Data records:
###

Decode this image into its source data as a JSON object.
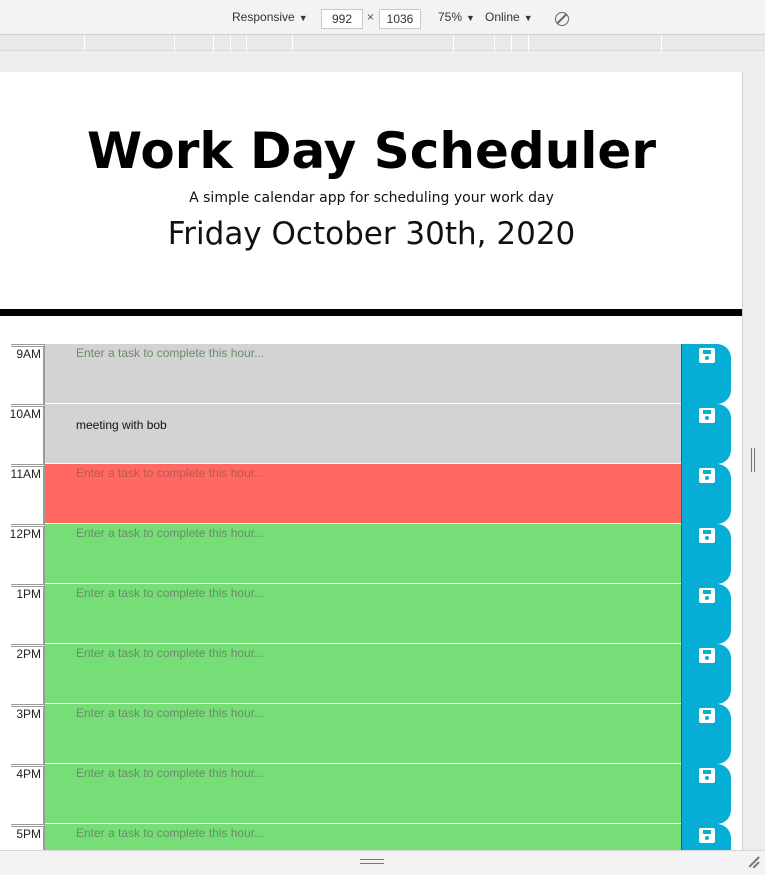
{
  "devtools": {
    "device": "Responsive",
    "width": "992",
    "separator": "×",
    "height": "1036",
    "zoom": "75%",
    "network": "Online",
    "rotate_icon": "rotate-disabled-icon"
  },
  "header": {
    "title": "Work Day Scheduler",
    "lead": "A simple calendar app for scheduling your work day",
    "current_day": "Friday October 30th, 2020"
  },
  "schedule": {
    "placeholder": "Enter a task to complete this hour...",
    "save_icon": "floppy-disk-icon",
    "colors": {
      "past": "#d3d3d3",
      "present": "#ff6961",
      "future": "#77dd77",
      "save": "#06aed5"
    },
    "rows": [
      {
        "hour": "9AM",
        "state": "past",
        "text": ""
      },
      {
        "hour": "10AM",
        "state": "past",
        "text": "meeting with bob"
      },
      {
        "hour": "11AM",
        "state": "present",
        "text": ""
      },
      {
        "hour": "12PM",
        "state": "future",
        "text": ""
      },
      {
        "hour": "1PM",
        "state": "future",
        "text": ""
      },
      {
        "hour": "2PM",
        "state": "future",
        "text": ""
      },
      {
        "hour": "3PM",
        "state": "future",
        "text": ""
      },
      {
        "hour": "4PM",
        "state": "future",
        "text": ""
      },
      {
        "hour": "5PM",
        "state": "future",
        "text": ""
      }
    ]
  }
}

###

● **PROBLEM DESCRIPTION**
From the entries above, extract every line where the word "this" appears.

● **TASK OUTPUT**
Decode this image into its source data as a JSON object.
    "placeholder": "Enter a task to complete this hour...",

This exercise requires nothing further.